### Your instructions
Reproduce all entries precisely as they are written.

### Records to process

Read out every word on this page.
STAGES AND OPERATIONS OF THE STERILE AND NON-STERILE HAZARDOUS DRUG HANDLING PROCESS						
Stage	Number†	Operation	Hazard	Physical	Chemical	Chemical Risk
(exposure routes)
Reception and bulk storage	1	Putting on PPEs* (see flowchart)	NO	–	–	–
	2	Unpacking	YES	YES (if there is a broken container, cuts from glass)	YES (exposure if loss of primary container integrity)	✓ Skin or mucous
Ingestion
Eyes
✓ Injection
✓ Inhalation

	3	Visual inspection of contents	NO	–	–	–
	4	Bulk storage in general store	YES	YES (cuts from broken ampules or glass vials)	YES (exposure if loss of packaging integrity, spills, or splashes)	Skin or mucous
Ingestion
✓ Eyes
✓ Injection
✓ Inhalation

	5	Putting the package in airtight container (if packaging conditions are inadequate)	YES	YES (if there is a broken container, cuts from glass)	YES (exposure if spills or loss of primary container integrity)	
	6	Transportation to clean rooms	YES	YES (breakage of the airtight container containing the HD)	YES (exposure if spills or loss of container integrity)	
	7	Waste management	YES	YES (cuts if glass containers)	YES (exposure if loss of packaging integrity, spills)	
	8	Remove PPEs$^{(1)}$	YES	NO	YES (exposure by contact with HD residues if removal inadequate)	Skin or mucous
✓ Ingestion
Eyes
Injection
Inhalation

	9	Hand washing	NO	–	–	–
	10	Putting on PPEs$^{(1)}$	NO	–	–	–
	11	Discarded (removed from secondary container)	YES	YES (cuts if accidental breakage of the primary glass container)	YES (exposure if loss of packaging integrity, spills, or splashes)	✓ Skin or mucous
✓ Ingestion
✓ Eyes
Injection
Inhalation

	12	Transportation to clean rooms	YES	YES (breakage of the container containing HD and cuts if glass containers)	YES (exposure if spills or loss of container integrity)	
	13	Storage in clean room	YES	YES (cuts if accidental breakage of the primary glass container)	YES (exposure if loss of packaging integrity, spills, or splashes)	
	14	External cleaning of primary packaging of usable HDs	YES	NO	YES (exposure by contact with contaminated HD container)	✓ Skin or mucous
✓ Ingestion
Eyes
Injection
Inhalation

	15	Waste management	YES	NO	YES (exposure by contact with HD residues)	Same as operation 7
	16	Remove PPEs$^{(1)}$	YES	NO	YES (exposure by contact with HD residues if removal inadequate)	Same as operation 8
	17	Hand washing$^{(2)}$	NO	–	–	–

### Exercise output
Read out every word on this page.
STAGES AND OPERATIONS OF THE STERILE AND NON-STERILE HAZARDOUS DRUG HANDLING PROCESS						
Stage	Number†	Operation	Hazard	Physical	Chemical	Chemical Risk
(exposure routes)
Reception and bulk storage	1	Putting on PPEs* (see flowchart)	NO	–	–	–
	2	Unpacking	YES	YES (if there is a broken container, cuts from glass)	YES (exposure if loss of primary container integrity)	✓ Skin or mucous
Ingestion
Eyes
✓ Injection
✓ Inhalation

	3	Visual inspection of contents	NO	–	–	–
	4	Bulk storage in general store	YES	YES (cuts from broken ampules or glass vials)	YES (exposure if loss of packaging integrity, spills, or splashes)	Skin or mucous
Ingestion
✓ Eyes
✓ Injection
✓ Inhalation

	5	Putting the package in airtight container (if packaging conditions are inadequate)	YES	YES (if there is a broken container, cuts from glass)	YES (exposure if spills or loss of primary container integrity)	
	6	Transportation to clean rooms	YES	YES (breakage of the airtight container containing the HD)	YES (exposure if spills or loss of container integrity)	
	7	Waste management	YES	YES (cuts if glass containers)	YES (exposure if loss of packaging integrity, spills)	
	8	Remove PPEs$^{(1)}$	YES	NO	YES (exposure by contact with HD residues if removal inadequate)	Skin or mucous
✓ Ingestion
Eyes
Injection
Inhalation

	9	Hand washing	NO	–	–	–
	10	Putting on PPEs$^{(1)}$	NO	–	–	–
	11	Discarded (removed from secondary container)	YES	YES (cuts if accidental breakage of the primary glass container)	YES (exposure if loss of packaging integrity, spills, or splashes)	✓ Skin or mucous
✓ Ingestion
✓ Eyes
Injection
Inhalation

	12	Transportation to clean rooms	YES	YES (breakage of the container containing HD and cuts if glass containers)	YES (exposure if spills or loss of container integrity)	
	13	Storage in clean room	YES	YES (cuts if accidental breakage of the primary glass container)	YES (exposure if loss of packaging integrity, spills, or splashes)	
	14	External cleaning of primary packaging of usable HDs	YES	NO	YES (exposure by contact with contaminated HD container)	✓ Skin or mucous
✓ Ingestion
Eyes
Injection
Inhalation

	15	Waste management	YES	NO	YES (exposure by contact with HD residues)	Same as operation 7
	16	Remove PPEs$^{(1)}$	YES	NO	YES (exposure by contact with HD residues if removal inadequate)	Same as operation 8
	17	Hand washing$^{(2)}$	NO	–	–	–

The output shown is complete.